- **Work to do**: Write out each entry again. Keep every word exactly as it is.

____________

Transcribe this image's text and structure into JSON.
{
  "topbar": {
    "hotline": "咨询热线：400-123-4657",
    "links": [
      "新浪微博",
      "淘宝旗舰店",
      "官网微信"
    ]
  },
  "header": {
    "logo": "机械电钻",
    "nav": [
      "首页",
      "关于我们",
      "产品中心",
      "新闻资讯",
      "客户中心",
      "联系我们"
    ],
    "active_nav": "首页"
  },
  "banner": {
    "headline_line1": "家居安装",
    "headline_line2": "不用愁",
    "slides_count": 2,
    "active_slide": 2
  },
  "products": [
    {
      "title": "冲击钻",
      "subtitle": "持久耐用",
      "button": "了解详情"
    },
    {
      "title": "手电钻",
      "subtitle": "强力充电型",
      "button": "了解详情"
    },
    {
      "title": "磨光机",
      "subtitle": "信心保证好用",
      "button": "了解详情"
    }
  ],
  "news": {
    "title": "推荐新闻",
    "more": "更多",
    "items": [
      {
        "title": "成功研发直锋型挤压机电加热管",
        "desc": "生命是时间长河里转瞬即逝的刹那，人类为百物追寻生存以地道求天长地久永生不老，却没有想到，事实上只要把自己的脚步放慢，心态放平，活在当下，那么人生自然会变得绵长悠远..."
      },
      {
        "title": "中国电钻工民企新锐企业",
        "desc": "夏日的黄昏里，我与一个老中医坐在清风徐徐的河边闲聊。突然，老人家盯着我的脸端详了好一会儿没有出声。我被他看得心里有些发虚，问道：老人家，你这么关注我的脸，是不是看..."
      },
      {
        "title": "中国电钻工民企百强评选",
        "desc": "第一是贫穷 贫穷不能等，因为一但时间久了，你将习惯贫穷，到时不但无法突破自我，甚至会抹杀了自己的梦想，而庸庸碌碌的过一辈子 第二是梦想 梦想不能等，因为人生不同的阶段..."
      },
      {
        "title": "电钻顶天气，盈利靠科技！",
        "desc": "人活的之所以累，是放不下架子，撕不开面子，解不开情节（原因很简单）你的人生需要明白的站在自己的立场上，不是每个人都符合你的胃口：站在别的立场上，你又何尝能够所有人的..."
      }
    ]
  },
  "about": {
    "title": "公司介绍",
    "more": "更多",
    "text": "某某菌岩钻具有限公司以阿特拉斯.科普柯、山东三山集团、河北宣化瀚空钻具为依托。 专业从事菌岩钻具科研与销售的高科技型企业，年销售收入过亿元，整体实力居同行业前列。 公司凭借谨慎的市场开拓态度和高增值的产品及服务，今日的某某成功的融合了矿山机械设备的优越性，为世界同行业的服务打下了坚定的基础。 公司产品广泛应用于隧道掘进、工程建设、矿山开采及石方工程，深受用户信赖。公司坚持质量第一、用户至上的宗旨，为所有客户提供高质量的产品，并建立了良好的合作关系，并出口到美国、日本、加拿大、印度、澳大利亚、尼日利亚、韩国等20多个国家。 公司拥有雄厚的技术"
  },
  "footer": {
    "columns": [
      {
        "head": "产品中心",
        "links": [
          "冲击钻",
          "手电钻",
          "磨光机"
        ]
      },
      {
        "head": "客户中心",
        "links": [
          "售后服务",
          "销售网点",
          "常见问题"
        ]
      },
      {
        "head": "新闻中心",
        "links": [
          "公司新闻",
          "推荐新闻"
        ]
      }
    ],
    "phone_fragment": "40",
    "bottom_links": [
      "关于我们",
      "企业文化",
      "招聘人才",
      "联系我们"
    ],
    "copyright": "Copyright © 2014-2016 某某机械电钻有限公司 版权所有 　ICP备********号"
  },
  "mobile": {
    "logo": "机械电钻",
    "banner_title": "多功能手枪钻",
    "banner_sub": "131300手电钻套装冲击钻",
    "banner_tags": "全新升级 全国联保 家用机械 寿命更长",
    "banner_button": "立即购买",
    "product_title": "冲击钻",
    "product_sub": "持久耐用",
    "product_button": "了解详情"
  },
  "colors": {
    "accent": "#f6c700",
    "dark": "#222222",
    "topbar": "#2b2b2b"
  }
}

____________

- **Final answer**:
Transcribe this image's text and structure into JSON.
{
  "topbar": {
    "hotline": "咨询热线：400-123-4657",
    "links": [
      "新浪微博",
      "淘宝旗舰店",
      "官网微信"
    ]
  },
  "header": {
    "logo": "机械电钻",
    "nav": [
      "首页",
      "关于我们",
      "产品中心",
      "新闻资讯",
      "客户中心",
      "联系我们"
    ],
    "active_nav": "首页"
  },
  "banner": {
    "headline_line1": "家居安装",
    "headline_line2": "不用愁",
    "slides_count": 2,
    "active_slide": 2
  },
  "products": [
    {
      "title": "冲击钻",
      "subtitle": "持久耐用",
      "button": "了解详情"
    },
    {
      "title": "手电钻",
      "subtitle": "强力充电型",
      "button": "了解详情"
    },
    {
      "title": "磨光机",
      "subtitle": "信心保证好用",
      "button": "了解详情"
    }
  ],
  "news": {
    "title": "推荐新闻",
    "more": "更多",
    "items": [
      {
        "title": "成功研发直锋型挤压机电加热管",
        "desc": "生命是时间长河里转瞬即逝的刹那，人类为百物追寻生存以地道求天长地久永生不老，却没有想到，事实上只要把自己的脚步放慢，心态放平，活在当下，那么人生自然会变得绵长悠远..."
      },
      {
        "title": "中国电钻工民企新锐企业",
        "desc": "夏日的黄昏里，我与一个老中医坐在清风徐徐的河边闲聊。突然，老人家盯着我的脸端详了好一会儿没有出声。我被他看得心里有些发虚，问道：老人家，你这么关注我的脸，是不是看..."
      },
      {
        "title": "中国电钻工民企百强评选",
        "desc": "第一是贫穷 贫穷不能等，因为一但时间久了，你将习惯贫穷，到时不但无法突破自我，甚至会抹杀了自己的梦想，而庸庸碌碌的过一辈子 第二是梦想 梦想不能等，因为人生不同的阶段..."
      },
      {
        "title": "电钻顶天气，盈利靠科技！",
        "desc": "人活的之所以累，是放不下架子，撕不开面子，解不开情节（原因很简单）你的人生需要明白的站在自己的立场上，不是每个人都符合你的胃口：站在别的立场上，你又何尝能够所有人的..."
      }
    ]
  },
  "about": {
    "title": "公司介绍",
    "more": "更多",
    "text": "某某菌岩钻具有限公司以阿特拉斯.科普柯、山东三山集团、河北宣化瀚空钻具为依托。 专业从事菌岩钻具科研与销售的高科技型企业，年销售收入过亿元，整体实力居同行业前列。 公司凭借谨慎的市场开拓态度和高增值的产品及服务，今日的某某成功的融合了矿山机械设备的优越性，为世界同行业的服务打下了坚定的基础。 公司产品广泛应用于隧道掘进、工程建设、矿山开采及石方工程，深受用户信赖。公司坚持质量第一、用户至上的宗旨，为所有客户提供高质量的产品，并建立了良好的合作关系，并出口到美国、日本、加拿大、印度、澳大利亚、尼日利亚、韩国等20多个国家。 公司拥有雄厚的技术"
  },
  "footer": {
    "columns": [
      {
        "head": "产品中心",
        "links": [
          "冲击钻",
          "手电钻",
          "磨光机"
        ]
      },
      {
        "head": "客户中心",
        "links": [
          "售后服务",
          "销售网点",
          "常见问题"
        ]
      },
      {
        "head": "新闻中心",
        "links": [
          "公司新闻",
          "推荐新闻"
        ]
      }
    ],
    "phone_fragment": "40",
    "bottom_links": [
      "关于我们",
      "企业文化",
      "招聘人才",
      "联系我们"
    ],
    "copyright": "Copyright © 2014-2016 某某机械电钻有限公司 版权所有 　ICP备********号"
  },
  "mobile": {
    "logo": "机械电钻",
    "banner_title": "多功能手枪钻",
    "banner_sub": "131300手电钻套装冲击钻",
    "banner_tags": "全新升级 全国联保 家用机械 寿命更长",
    "banner_button": "立即购买",
    "product_title": "冲击钻",
    "product_sub": "持久耐用",
    "product_button": "了解详情"
  },
  "colors": {
    "accent": "#f6c700",
    "dark": "#222222",
    "topbar": "#2b2b2b"
  }
}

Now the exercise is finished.